### Material provided

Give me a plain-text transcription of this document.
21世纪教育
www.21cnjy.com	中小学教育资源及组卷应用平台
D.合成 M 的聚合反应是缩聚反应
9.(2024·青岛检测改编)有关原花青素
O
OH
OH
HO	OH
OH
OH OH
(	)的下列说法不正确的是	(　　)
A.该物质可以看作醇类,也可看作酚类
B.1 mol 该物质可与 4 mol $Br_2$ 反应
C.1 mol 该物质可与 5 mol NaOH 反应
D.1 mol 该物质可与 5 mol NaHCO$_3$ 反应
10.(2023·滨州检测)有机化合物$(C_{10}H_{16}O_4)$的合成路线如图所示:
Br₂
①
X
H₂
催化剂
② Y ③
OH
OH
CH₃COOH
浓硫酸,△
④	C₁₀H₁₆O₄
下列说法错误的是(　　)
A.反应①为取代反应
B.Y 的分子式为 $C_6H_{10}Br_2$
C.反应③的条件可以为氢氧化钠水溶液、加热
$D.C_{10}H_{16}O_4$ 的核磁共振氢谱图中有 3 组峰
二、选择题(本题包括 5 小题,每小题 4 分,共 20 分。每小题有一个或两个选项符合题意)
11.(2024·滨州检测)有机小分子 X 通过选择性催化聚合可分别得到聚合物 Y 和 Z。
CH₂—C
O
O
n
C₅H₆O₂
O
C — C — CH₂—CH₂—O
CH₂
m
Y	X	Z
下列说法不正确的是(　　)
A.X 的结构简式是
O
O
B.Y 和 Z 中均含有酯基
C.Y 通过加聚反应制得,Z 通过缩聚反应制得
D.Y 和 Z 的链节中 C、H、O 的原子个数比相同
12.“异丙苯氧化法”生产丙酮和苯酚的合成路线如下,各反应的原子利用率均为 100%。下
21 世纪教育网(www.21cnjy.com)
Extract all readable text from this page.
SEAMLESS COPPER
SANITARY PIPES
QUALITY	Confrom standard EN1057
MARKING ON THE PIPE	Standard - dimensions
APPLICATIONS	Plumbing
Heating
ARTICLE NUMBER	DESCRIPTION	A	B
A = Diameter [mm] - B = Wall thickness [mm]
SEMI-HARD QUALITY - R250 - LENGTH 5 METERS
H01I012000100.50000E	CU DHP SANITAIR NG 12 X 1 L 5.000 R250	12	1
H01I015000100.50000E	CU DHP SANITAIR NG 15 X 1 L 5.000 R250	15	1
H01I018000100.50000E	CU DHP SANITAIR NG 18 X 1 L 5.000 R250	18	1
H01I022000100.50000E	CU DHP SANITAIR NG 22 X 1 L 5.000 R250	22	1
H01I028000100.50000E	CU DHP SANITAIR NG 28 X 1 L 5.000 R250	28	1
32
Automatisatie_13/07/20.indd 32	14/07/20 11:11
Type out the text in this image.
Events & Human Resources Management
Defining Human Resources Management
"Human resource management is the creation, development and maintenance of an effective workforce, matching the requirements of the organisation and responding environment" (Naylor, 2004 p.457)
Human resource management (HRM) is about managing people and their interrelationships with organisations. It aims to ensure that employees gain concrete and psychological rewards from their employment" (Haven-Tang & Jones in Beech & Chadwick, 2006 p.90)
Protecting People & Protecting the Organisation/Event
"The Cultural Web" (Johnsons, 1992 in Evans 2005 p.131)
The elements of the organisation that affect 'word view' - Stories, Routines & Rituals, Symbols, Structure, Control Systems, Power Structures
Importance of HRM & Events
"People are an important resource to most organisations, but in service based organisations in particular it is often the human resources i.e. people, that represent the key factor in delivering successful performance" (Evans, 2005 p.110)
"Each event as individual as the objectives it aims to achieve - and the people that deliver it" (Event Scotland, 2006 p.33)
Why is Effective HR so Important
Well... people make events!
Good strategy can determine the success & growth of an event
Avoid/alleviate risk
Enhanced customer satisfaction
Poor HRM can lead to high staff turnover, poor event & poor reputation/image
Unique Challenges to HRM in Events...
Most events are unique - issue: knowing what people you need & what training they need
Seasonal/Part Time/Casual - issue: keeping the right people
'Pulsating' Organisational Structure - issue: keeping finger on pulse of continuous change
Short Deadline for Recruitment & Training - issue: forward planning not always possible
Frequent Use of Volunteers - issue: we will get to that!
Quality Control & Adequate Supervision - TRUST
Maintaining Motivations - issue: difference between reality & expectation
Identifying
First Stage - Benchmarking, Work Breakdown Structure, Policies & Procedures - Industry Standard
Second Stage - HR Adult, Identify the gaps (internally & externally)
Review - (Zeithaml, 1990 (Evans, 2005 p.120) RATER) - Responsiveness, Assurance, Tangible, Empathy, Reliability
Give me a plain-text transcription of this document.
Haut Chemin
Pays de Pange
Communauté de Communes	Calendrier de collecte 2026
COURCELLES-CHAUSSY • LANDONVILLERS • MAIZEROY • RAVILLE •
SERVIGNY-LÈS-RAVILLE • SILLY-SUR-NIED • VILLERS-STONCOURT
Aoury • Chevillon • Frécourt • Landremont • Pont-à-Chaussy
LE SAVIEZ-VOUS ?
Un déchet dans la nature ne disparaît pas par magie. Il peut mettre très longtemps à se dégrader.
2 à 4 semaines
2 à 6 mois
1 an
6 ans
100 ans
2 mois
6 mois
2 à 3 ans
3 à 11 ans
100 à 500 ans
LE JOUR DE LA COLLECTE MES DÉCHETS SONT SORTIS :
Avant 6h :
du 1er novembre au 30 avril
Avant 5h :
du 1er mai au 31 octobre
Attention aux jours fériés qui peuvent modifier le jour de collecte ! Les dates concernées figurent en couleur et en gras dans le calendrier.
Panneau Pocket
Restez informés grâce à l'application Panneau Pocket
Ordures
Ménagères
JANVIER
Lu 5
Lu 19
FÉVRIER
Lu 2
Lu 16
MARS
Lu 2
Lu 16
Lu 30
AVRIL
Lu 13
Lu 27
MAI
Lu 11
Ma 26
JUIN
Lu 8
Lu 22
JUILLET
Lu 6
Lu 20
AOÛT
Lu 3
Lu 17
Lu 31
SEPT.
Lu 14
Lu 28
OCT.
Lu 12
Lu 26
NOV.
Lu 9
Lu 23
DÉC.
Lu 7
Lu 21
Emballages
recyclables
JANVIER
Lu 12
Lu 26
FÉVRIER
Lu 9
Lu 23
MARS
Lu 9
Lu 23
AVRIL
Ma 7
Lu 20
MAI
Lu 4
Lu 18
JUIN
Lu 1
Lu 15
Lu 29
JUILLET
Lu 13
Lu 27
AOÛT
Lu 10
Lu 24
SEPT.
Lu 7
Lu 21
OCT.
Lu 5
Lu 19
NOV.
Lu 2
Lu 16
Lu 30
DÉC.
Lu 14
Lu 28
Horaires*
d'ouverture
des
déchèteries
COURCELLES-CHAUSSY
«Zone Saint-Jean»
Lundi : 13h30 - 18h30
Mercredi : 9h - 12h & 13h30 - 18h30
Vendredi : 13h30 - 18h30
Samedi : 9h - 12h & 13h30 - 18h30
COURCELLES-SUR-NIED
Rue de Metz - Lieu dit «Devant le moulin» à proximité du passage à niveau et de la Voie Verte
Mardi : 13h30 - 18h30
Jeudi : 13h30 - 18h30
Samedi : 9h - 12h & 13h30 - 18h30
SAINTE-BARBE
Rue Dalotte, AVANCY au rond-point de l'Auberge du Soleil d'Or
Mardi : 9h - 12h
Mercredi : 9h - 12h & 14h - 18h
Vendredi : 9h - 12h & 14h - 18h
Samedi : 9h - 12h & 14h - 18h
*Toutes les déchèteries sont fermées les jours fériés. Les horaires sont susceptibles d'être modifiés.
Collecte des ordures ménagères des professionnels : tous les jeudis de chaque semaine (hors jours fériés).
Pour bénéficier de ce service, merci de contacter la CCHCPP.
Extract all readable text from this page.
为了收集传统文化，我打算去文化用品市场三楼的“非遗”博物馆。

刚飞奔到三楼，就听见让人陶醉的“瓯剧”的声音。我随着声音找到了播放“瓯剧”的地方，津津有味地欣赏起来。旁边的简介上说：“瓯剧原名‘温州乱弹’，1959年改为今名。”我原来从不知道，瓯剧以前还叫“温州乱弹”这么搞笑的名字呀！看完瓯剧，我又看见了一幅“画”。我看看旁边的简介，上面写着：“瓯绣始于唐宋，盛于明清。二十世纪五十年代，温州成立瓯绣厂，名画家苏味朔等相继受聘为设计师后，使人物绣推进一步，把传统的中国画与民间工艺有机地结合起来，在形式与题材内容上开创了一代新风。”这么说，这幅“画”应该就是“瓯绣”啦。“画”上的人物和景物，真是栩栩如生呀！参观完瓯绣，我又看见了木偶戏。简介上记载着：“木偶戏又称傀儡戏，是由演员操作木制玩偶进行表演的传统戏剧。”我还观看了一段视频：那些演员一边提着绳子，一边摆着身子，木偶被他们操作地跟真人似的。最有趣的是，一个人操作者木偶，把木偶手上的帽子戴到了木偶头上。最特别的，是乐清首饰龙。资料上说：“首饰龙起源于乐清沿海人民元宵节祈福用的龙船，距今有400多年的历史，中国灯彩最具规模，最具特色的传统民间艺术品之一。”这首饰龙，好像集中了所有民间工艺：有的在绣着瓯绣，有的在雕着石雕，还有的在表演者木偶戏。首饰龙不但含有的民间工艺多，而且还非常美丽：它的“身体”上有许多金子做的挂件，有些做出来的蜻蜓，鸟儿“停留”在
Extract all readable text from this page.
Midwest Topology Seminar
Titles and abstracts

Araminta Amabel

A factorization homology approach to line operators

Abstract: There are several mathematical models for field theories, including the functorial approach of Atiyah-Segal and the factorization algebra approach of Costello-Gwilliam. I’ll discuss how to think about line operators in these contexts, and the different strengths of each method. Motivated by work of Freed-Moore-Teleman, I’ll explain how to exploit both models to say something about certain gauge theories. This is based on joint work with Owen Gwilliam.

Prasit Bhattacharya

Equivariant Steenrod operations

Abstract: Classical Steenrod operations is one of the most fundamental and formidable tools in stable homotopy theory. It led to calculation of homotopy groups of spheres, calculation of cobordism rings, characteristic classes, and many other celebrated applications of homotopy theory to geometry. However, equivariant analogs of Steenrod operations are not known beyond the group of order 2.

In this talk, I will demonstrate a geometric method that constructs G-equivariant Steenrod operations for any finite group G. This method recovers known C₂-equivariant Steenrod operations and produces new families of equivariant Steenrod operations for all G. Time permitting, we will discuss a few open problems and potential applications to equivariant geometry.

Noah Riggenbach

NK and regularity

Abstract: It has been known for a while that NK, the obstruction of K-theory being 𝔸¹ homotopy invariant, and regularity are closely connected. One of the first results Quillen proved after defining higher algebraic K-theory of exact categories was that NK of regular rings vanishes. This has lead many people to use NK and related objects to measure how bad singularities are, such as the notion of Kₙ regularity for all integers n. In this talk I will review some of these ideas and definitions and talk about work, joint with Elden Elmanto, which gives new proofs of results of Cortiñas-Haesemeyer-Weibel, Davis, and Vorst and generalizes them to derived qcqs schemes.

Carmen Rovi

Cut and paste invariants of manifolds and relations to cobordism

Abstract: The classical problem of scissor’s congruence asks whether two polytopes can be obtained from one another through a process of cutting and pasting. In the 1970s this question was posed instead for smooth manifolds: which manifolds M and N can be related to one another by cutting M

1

######

Written exercise: Return every line containing "RAVILLE".

Exercise response:
COURCELLES-CHAUSSY • LANDONVILLERS • MAIZEROY • RAVILLE •
SERVIGNY-LÈS-RAVILLE • SILLY-SUR-NIED • VILLERS-STONCOURT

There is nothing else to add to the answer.